- _EXCERPT TO READ_:

/---

Planning a thru-hike is weird: Mileage

This is part of a series of planning a thru-hike on the PCT in 2024

Many aspects, variations, and opinions exist on planning a thru-hike. First, I love to plan; it’s an integral part of the adventure for me. I have also learned that even though your plan isn’t always adhered to, you already know your possible options when making decisions on the trail, which is a compelling feeling.

Today, let’s talk about mileage. I track my walks and hikes to have a good idea of my average pace. Not only do I know what my average pace is, but I know how much time I use when stopped. This is important, but remember that your hiking pace is only one data point.

For example, let’s say that you hike 2 miles an hour. So you expect to hike 20 miles in 10 hours. But you don’t realize you consume 3 hours of stopped time (breaks). If you don’t calculate the stopped time, you will miss your goal by 3 hours.

Stops can happen for many reasons: Water, blister care, chit-chatting with others, breaks (planned and unplanned), eating, etc.

For example, this year, I have achieved a 2.7 mph moving pace and an overall average pace of 2.2 mph. When planning a full day of hiking, I need to use the overall average pace of 2.2 to make my plan more accurate. Multiply the mph by the hours you can walk (i.e., sunrise to sunset); this will be the maximum you can walk, ignoring all other variables.

We have the average pace, and now, we must decide how many hours we wish to hike. Are we going to a destination each night, or will we wing it and stop when tired? Maybe we don’t have a destination each night, but we do after a few days or several days. This is where it starts to get tricky.

We plan to hike for 10 hours, so we should achieve about 22 miles for the day. While that is possible, there are still more variables to figure out. That would be feet. Will your feet hold up? What about the rest of your body?

\---

- _DATA EXTRACT_:
/---

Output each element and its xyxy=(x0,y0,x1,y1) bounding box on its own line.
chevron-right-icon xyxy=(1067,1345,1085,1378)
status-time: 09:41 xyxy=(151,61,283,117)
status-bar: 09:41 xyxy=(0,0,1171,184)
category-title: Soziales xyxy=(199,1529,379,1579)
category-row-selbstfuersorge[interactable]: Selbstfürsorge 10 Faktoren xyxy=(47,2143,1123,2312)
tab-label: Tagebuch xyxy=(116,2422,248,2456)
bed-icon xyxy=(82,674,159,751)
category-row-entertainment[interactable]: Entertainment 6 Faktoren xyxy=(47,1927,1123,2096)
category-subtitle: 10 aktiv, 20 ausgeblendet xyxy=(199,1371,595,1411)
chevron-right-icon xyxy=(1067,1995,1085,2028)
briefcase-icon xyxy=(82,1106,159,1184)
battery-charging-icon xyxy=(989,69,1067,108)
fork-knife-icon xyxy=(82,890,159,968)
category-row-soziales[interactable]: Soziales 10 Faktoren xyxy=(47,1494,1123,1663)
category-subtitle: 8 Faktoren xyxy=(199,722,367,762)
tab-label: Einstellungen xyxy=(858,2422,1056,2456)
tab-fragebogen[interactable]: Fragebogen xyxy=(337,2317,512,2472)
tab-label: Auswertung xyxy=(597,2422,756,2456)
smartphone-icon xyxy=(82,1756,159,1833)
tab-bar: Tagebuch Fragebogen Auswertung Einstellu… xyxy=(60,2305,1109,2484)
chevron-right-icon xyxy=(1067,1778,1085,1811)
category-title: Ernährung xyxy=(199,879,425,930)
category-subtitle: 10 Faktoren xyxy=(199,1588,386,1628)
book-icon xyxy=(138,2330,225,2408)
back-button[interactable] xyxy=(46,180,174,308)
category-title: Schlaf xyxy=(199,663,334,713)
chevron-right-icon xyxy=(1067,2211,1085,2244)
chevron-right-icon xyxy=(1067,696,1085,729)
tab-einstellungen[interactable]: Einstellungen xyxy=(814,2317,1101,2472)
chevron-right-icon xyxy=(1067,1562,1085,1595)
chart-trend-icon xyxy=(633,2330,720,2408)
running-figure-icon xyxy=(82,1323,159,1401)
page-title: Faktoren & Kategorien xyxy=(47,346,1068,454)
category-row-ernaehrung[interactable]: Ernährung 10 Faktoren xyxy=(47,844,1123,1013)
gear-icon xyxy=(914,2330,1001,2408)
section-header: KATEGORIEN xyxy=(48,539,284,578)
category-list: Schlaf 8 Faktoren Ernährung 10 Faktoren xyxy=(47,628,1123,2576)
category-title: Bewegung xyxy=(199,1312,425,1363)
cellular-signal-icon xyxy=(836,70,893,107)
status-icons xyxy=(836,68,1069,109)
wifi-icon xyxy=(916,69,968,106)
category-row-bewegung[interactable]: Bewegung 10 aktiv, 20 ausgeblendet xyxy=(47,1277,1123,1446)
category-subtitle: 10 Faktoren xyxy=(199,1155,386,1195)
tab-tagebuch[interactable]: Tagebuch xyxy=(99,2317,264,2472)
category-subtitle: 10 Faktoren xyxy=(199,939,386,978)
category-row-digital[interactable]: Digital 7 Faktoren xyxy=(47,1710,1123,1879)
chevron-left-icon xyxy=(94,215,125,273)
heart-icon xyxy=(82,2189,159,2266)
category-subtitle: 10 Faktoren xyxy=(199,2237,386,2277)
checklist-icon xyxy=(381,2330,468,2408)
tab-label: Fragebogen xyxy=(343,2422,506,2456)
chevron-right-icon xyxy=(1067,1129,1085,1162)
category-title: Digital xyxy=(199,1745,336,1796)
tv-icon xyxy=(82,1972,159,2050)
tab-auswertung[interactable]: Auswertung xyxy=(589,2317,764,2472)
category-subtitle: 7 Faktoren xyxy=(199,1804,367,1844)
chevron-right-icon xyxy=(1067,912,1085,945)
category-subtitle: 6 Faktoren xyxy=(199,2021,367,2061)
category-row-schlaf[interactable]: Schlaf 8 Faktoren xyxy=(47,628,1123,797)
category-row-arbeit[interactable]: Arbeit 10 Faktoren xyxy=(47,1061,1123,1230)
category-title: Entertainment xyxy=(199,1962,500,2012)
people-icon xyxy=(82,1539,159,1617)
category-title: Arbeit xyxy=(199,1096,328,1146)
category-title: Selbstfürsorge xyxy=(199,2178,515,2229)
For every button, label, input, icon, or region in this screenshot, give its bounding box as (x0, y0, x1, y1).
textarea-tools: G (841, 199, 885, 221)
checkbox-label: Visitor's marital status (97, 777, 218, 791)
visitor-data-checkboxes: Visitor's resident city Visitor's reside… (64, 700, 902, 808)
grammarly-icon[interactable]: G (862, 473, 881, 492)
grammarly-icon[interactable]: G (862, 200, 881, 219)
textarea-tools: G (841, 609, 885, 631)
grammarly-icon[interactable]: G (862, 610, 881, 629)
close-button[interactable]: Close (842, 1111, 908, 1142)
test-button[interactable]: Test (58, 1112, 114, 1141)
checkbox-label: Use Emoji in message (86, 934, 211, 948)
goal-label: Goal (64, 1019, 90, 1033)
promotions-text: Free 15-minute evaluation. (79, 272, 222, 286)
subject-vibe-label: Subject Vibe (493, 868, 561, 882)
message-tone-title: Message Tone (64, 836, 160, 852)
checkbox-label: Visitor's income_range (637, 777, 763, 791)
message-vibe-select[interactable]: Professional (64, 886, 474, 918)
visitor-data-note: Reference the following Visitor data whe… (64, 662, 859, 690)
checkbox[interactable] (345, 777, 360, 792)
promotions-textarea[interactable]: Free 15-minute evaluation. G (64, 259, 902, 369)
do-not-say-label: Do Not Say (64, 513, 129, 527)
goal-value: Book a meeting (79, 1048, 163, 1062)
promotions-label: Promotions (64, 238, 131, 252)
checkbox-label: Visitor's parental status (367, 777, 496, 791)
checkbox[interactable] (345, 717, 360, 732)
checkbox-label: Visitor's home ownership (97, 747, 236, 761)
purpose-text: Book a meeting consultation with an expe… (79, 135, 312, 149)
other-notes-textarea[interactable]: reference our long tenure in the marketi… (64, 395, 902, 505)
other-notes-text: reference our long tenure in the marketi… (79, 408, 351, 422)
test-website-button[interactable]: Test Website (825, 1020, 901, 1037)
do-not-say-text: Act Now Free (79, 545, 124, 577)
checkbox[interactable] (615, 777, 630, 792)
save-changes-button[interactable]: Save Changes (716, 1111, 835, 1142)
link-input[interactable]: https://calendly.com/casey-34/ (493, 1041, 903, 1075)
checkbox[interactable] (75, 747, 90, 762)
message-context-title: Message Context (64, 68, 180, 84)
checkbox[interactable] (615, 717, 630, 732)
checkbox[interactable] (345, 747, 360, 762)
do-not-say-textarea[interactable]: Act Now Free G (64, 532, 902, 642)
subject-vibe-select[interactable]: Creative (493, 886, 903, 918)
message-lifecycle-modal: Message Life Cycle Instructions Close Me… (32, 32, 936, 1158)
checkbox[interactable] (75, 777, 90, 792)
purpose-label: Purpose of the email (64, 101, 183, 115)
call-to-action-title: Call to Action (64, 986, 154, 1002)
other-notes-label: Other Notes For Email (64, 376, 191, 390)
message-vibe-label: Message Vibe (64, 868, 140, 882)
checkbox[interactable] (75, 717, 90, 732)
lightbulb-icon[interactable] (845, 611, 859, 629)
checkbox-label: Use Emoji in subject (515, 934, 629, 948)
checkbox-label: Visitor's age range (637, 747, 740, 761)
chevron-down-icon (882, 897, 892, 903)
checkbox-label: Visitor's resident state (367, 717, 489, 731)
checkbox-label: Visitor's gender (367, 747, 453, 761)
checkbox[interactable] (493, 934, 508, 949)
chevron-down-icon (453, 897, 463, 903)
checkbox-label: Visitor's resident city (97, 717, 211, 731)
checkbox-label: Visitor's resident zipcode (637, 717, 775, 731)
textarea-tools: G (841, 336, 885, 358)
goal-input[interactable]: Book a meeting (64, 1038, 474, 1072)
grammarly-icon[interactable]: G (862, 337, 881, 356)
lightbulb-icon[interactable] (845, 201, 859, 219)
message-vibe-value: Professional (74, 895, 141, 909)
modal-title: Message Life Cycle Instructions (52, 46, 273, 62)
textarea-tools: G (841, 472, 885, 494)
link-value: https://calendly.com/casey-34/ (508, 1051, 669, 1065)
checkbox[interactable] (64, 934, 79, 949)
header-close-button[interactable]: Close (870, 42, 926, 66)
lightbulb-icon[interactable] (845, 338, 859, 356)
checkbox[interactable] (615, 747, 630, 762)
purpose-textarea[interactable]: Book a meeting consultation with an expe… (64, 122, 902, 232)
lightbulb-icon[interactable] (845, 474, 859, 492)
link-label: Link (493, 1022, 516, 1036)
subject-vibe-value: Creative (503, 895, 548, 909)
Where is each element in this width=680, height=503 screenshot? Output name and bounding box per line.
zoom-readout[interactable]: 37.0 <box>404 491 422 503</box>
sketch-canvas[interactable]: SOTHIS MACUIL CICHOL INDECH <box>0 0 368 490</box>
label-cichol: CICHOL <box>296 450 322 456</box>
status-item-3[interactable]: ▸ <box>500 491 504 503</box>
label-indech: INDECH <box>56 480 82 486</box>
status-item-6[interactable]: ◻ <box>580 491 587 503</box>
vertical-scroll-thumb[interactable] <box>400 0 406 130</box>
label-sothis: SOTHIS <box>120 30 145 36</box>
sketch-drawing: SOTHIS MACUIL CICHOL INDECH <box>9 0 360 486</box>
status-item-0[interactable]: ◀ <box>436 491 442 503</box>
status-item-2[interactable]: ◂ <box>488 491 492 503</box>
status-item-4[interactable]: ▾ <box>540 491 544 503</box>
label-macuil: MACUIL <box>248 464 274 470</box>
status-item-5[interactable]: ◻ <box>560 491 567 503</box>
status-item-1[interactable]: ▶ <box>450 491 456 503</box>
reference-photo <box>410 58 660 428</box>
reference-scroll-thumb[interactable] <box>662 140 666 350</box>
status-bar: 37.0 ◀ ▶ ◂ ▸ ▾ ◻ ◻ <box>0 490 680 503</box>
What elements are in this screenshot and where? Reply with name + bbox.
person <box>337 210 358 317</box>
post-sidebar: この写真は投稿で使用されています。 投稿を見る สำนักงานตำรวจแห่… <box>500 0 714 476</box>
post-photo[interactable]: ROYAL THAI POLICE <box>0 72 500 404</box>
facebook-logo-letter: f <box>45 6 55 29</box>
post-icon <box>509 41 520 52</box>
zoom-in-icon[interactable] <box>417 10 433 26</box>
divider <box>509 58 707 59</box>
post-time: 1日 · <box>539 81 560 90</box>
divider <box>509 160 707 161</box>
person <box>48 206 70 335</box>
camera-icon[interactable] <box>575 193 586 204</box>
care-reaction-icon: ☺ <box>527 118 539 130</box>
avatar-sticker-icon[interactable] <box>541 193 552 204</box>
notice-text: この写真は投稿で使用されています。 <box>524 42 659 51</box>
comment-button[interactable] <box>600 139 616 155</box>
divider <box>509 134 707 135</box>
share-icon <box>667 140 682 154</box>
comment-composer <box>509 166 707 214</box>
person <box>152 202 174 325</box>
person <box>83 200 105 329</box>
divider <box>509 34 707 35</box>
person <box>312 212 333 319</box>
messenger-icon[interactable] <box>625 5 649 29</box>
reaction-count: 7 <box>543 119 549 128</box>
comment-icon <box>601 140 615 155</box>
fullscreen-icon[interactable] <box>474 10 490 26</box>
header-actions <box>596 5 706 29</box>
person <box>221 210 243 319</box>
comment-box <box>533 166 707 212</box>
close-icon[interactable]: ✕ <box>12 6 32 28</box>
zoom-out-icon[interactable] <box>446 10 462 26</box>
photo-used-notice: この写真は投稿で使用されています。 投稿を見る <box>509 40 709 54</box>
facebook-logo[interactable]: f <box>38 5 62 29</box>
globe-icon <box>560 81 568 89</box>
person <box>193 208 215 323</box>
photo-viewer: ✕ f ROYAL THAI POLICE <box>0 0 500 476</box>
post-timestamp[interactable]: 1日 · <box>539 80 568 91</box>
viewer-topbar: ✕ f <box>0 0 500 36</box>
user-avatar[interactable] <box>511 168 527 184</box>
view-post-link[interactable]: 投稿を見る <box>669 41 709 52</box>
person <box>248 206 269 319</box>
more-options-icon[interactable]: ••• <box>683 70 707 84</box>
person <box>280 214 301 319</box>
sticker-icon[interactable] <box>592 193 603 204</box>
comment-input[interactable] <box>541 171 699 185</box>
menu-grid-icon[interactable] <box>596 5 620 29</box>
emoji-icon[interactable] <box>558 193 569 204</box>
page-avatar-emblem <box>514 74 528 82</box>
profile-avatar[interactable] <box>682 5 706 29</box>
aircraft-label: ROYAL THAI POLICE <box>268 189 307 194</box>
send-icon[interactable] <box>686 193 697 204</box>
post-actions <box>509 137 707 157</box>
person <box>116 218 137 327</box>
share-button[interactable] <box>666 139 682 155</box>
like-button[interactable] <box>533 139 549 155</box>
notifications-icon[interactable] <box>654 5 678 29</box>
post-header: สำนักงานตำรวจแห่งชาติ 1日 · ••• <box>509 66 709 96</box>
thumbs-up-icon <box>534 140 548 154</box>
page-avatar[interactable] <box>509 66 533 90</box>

\---

- _WORK REQUEST_: Output the part of the thru-hike mileage post that opens with the words "For example, this" and closes with "all other variables.", copied word for word.

- _REPLY TO THE TASK_:
For example, this year, I have achieved a 2.7 mph moving pace and an overall average pace of 2.2 mph. When planning a full day of hiking, I need to use the overall average pace of 2.2 to make my plan more accurate. Multiply the mph by the hours you can walk (i.e., sunrise to sunset); this will be the maximum you can walk, ignoring all other variables.